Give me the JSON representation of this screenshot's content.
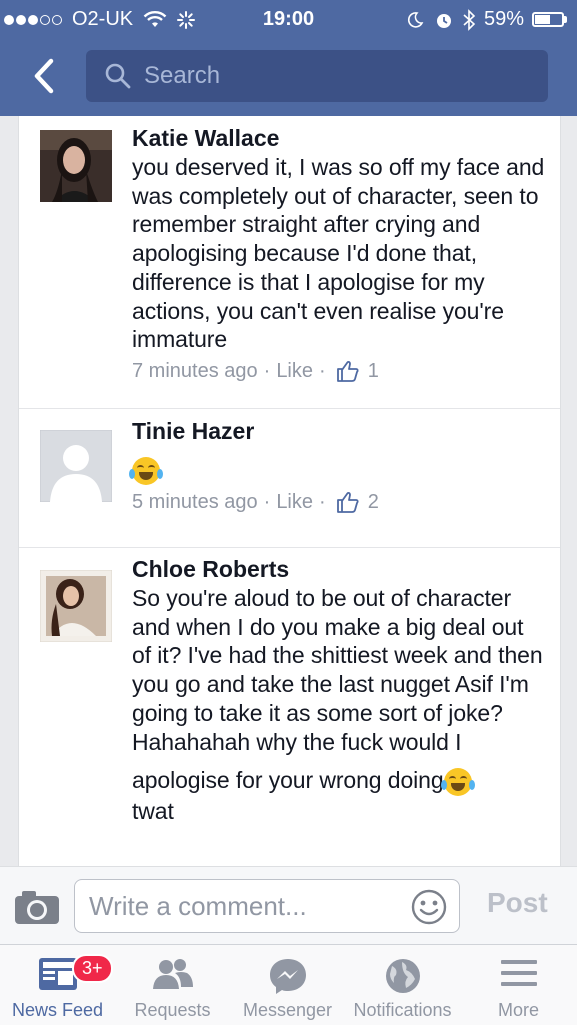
{
  "status_bar": {
    "carrier": "O2-UK",
    "time": "19:00",
    "battery_percent": "59%",
    "battery_level": 0.59
  },
  "search": {
    "placeholder": "Search"
  },
  "comments": [
    {
      "name": "Katie Wallace",
      "text": "you deserved it, I was so off my face and was completely out of character, seen to remember straight after crying and apologising because I'd done that, difference is that I apologise for my actions, you can't even realise you're immature",
      "time": "7 minutes ago",
      "like_label": "Like",
      "like_count": "1"
    },
    {
      "name": "Tinie Hazer",
      "text": "",
      "emoji": "face-with-tears-of-joy",
      "time": "5 minutes ago",
      "like_label": "Like",
      "like_count": "2"
    },
    {
      "name": "Chloe Roberts",
      "text": "So you're aloud to be out of character and when I do you make a big deal out of it? I've had the shittiest week and then you go and take the last nugget Asif I'm going to take it as some sort of joke? Hahahahah why the fuck would I",
      "text_2": "apologise for your wrong doing",
      "text_3": "twat"
    }
  ],
  "composer": {
    "placeholder": "Write a comment...",
    "post_label": "Post"
  },
  "tabs": [
    {
      "label": "News Feed",
      "icon": "news-feed-icon",
      "badge": "3+",
      "active": true
    },
    {
      "label": "Requests",
      "icon": "friend-requests-icon"
    },
    {
      "label": "Messenger",
      "icon": "messenger-icon"
    },
    {
      "label": "Notifications",
      "icon": "globe-icon"
    },
    {
      "label": "More",
      "icon": "menu-icon"
    }
  ],
  "colors": {
    "header": "#4e69a2",
    "search_bg": "#3c5186",
    "badge": "#f02849"
  }
}
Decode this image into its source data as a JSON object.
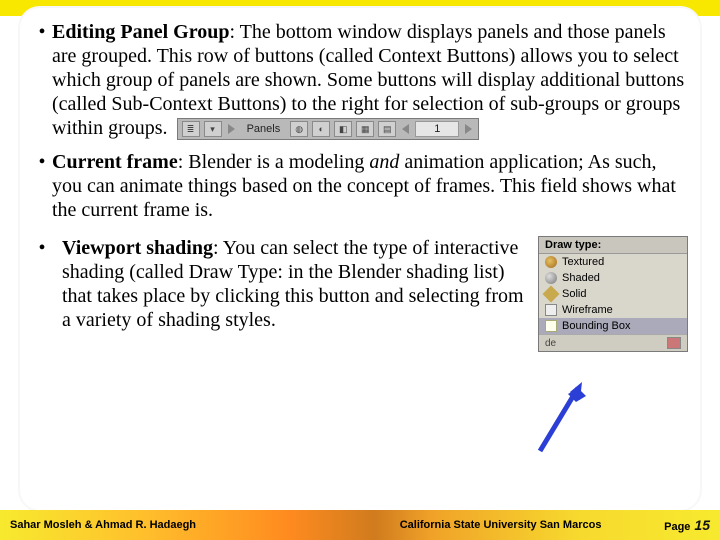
{
  "bullets": {
    "b1": {
      "head": "Editing Panel Group",
      "rest": ": The bottom window displays panels and those panels are grouped. This row of buttons (called Context Buttons) allows you to select which group of panels are shown. Some buttons will display additional buttons (called Sub-Context Buttons) to the right for selection of sub-groups or groups within groups."
    },
    "b2": {
      "head": "Current frame",
      "rest_pre": ": Blender is a modeling ",
      "italic": "and",
      "rest_post": " animation application; As such, you can animate things based on the concept of frames. This field shows what the current frame is."
    },
    "b3": {
      "head": "Viewport shading",
      "rest": ": You can select the type of interactive shading (called Draw Type: in the Blender shading list) that takes place by clicking this button and selecting from a variety of shading styles."
    }
  },
  "panels": {
    "label": "Panels",
    "frame": "1"
  },
  "drawtype": {
    "title": "Draw type:",
    "items": [
      "Textured",
      "Shaded",
      "Solid",
      "Wireframe",
      "Bounding Box"
    ],
    "bottom_left": "de"
  },
  "footer": {
    "left": "Sahar Mosleh & Ahmad R. Hadaegh",
    "mid": "California State University San Marcos",
    "page_label": "Page",
    "page_num": "15"
  }
}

* Written instruction: Read the lines above. Gather those in which the string "shading" is found.

* Output:
      "head": "Viewport shading",
      "rest": ": You can select the type of interactive shading (called Draw Type: in the Blender shading list) that takes place by clicking this button and selecting from a variety of shading styles."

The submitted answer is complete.